Given problem »
Give the listing again in full, exactly as written.

Dataset extract »
**********
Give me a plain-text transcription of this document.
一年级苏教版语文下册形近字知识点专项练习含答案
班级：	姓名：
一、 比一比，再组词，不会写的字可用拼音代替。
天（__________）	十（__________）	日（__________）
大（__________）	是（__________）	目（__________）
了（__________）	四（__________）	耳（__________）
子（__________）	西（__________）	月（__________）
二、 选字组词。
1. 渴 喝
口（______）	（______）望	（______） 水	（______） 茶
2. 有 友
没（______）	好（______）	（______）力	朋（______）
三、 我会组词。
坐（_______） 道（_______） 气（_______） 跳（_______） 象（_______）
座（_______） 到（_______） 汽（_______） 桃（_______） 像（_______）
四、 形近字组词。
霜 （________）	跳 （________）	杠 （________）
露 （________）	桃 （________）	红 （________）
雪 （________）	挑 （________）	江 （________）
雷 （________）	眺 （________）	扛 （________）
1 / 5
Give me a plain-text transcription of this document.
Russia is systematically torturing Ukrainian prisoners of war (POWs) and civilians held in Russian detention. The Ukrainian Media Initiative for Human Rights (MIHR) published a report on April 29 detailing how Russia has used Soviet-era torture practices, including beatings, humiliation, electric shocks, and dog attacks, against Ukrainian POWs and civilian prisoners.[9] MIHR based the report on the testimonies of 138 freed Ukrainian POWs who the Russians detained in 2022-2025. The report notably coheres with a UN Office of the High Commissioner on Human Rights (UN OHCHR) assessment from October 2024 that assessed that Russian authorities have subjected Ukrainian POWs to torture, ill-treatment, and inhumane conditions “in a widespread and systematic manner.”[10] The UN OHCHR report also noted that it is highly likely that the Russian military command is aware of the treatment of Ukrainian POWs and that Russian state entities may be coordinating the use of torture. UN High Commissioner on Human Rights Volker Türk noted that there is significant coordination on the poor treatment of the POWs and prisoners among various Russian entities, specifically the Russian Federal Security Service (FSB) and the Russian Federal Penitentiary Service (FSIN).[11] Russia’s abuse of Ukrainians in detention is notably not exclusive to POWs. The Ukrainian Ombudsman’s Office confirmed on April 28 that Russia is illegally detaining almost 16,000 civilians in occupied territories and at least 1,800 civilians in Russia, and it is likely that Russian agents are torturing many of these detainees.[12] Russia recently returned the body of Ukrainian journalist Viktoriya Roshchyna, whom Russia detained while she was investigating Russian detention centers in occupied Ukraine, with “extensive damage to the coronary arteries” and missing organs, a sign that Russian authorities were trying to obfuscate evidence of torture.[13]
**********
Exercise answer »
Give me a plain-text transcription of this document.
一年级苏教版语文下册形近字知识点专项练习含答案
班级：	姓名：
一、 比一比，再组词，不会写的字可用拼音代替。
天（__________）	十（__________）	日（__________）
大（__________）	是（__________）	目（__________）
了（__________）	四（__________）	耳（__________）
子（__________）	西（__________）	月（__________）
二、 选字组词。
1. 渴 喝
口（______）	（______）望	（______） 水	（______） 茶
2. 有 友
没（______）	好（______）	（______）力	朋（______）
三、 我会组词。
坐（_______） 道（_______） 气（_______） 跳（_______） 象（_______）
座（_______） 到（_______） 汽（_______） 桃（_______） 像（_______）
四、 形近字组词。
霜 （________）	跳 （________）	杠 （________）
露 （________）	桃 （________）	红 （________）
雪 （________）	挑 （________）	江 （________）
雷 （________）	眺 （________）	扛 （________）
1 / 5
Give me a plain-text transcription of this document.
Russia is systematically torturing Ukrainian prisoners of war (POWs) and civilians held in Russian detention. The Ukrainian Media Initiative for Human Rights (MIHR) published a report on April 29 detailing how Russia has used Soviet-era torture practices, including beatings, humiliation, electric shocks, and dog attacks, against Ukrainian POWs and civilian prisoners.[9] MIHR based the report on the testimonies of 138 freed Ukrainian POWs who the Russians detained in 2022-2025. The report notably coheres with a UN Office of the High Commissioner on Human Rights (UN OHCHR) assessment from October 2024 that assessed that Russian authorities have subjected Ukrainian POWs to torture, ill-treatment, and inhumane conditions “in a widespread and systematic manner.”[10] The UN OHCHR report also noted that it is highly likely that the Russian military command is aware of the treatment of Ukrainian POWs and that Russian state entities may be coordinating the use of torture. UN High Commissioner on Human Rights Volker Türk noted that there is significant coordination on the poor treatment of the POWs and prisoners among various Russian entities, specifically the Russian Federal Security Service (FSB) and the Russian Federal Penitentiary Service (FSIN).[11] Russia’s abuse of Ukrainians in detention is notably not exclusive to POWs. The Ukrainian Ombudsman’s Office confirmed on April 28 that Russia is illegally detaining almost 16,000 civilians in occupied territories and at least 1,800 civilians in Russia, and it is likely that Russian agents are torturing many of these detainees.[12] Russia recently returned the body of Ukrainian journalist Viktoriya Roshchyna, whom Russia detained while she was investigating Russian detention centers in occupied Ukraine, with “extensive damage to the coronary arteries” and missing organs, a sign that Russian authorities were trying to obfuscate evidence of torture.[13]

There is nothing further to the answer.